# START OF RECORDS TO PROCESS

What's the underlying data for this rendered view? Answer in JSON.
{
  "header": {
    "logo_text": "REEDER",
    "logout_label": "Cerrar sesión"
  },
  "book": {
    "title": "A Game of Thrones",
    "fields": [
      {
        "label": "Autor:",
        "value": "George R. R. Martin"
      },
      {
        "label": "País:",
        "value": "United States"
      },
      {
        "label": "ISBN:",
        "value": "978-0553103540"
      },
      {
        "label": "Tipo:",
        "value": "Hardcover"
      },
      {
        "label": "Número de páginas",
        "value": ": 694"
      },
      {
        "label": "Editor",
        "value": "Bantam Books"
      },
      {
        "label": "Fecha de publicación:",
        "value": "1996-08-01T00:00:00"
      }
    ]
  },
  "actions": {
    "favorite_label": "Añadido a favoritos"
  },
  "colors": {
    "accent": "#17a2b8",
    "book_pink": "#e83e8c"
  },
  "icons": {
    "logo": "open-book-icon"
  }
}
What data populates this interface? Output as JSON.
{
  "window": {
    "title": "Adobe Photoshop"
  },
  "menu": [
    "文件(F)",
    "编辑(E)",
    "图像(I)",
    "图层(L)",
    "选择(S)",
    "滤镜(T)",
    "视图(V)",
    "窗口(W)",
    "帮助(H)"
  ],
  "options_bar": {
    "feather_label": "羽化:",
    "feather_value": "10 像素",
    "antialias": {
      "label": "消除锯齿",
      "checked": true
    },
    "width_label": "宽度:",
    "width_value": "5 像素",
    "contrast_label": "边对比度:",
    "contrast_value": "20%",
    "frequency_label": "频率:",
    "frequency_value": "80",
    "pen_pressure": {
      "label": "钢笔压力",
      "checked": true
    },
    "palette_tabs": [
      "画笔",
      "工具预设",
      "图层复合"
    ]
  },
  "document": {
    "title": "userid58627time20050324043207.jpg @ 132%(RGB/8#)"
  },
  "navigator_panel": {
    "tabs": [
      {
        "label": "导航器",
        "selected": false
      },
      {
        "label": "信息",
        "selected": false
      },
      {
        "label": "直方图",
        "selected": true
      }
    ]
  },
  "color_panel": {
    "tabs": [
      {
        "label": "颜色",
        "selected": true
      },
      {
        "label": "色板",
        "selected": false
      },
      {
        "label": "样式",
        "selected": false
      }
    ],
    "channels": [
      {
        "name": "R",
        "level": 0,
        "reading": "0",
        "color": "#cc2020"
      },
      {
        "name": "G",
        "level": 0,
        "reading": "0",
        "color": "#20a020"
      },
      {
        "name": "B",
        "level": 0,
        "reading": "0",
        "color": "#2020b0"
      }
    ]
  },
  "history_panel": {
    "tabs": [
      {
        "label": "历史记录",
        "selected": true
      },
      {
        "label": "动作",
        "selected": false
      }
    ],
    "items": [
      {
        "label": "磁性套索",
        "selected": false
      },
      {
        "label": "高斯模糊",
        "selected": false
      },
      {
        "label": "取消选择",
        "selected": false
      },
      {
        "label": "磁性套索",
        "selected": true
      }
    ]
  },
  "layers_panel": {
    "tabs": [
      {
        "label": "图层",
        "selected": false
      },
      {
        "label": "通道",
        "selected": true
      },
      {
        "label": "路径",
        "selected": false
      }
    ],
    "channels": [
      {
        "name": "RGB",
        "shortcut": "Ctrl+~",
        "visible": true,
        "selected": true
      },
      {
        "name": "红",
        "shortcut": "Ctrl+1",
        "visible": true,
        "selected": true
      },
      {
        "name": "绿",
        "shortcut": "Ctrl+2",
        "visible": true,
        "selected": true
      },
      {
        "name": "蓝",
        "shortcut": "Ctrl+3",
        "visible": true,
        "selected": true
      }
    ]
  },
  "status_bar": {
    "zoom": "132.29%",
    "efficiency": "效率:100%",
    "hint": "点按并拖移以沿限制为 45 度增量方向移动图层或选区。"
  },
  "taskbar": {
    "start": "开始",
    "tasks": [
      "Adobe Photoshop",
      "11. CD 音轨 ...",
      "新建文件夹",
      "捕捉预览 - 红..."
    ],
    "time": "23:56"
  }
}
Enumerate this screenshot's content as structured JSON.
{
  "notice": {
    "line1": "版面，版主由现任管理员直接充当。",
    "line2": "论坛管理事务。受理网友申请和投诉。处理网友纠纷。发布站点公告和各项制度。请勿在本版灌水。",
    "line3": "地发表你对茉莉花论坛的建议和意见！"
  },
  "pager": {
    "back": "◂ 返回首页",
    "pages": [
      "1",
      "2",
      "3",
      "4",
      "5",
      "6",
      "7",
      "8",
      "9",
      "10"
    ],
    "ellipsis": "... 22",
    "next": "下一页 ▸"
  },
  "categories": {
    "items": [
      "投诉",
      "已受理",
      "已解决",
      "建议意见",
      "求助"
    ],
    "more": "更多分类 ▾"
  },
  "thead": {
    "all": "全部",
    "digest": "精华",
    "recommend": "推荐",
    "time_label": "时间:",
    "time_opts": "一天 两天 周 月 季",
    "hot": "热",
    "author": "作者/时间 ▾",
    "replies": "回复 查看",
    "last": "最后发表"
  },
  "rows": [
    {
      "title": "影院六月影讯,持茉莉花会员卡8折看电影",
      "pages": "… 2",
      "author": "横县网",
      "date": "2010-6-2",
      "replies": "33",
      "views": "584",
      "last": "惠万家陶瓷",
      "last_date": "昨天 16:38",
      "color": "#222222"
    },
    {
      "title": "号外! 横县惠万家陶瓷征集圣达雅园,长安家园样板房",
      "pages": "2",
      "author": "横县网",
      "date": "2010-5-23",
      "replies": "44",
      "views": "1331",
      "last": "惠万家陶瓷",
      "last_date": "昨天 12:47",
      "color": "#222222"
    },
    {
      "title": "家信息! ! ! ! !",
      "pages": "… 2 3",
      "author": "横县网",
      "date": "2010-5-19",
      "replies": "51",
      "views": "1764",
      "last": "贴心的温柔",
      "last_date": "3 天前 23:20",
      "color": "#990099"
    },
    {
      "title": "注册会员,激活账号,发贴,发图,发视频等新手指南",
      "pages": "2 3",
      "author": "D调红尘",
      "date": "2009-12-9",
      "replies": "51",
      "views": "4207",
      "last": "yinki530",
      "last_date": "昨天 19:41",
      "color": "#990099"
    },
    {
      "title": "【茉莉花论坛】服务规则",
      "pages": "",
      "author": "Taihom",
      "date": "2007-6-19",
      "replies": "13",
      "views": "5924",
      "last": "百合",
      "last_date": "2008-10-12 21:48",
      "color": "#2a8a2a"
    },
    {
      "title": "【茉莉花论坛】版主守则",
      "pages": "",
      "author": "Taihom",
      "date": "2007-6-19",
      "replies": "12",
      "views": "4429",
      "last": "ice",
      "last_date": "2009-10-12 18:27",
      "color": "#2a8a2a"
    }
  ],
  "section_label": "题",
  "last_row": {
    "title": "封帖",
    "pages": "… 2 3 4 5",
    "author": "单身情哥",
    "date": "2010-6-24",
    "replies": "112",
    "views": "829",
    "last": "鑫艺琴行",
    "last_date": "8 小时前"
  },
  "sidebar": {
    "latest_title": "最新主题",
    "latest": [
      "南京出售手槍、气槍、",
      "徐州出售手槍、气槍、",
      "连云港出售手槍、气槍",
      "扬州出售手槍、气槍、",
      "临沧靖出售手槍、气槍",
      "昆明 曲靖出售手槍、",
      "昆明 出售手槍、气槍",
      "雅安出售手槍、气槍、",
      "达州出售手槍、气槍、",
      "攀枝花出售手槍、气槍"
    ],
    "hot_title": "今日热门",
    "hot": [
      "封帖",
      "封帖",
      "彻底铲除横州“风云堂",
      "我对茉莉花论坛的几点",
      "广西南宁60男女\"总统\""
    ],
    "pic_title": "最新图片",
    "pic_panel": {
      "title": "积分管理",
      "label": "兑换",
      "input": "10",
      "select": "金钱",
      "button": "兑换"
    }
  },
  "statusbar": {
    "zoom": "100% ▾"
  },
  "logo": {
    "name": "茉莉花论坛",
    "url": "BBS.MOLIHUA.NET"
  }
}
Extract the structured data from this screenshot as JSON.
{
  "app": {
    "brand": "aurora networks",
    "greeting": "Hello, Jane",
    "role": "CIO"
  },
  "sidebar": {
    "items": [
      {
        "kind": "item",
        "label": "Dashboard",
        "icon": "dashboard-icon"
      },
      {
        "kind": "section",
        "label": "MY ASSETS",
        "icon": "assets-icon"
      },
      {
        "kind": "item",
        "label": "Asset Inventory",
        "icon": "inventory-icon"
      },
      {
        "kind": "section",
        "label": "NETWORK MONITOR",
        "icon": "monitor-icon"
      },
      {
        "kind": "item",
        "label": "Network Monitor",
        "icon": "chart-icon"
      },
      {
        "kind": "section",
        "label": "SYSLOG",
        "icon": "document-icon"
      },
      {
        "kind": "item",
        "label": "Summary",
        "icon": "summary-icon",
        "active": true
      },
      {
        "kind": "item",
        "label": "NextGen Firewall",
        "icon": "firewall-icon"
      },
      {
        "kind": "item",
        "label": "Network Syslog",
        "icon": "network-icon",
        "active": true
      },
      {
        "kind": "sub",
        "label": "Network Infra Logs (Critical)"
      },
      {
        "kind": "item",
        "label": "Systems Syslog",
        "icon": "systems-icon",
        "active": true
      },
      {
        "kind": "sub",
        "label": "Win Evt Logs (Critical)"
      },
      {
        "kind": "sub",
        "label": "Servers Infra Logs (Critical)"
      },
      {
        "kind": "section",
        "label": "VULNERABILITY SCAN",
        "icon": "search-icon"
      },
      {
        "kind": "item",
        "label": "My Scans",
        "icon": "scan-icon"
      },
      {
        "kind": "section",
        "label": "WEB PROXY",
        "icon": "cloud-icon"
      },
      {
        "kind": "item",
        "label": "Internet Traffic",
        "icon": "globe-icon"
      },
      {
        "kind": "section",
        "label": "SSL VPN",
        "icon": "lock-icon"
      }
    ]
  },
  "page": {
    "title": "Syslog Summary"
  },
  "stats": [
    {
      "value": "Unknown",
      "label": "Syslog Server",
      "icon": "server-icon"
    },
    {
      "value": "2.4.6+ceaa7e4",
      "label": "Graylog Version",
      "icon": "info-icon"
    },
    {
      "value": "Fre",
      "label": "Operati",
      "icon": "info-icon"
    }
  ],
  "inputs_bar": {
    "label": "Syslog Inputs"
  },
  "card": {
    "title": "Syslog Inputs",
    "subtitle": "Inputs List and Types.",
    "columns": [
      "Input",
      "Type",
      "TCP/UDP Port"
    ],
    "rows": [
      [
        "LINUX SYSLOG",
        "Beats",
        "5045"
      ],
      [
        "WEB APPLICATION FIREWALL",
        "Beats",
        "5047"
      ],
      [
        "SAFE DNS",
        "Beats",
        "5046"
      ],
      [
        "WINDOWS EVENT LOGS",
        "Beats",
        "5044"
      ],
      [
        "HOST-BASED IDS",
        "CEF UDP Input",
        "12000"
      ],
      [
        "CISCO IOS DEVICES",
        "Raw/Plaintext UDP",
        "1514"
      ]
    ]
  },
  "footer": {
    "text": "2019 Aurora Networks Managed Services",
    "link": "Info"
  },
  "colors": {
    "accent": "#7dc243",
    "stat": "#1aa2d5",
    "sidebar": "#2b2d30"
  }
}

# END OF RECORDS TO PROCESS

→ CHALLENGE: Go through the material and select each line with the string "JSON" in it.

→ SOLVED PROBLEM:
What's the underlying data for this rendered view? Answer in JSON.
What data populates this interface? Output as JSON.
Enumerate this screenshot's content as structured JSON.
Extract the structured data from this screenshot as JSON.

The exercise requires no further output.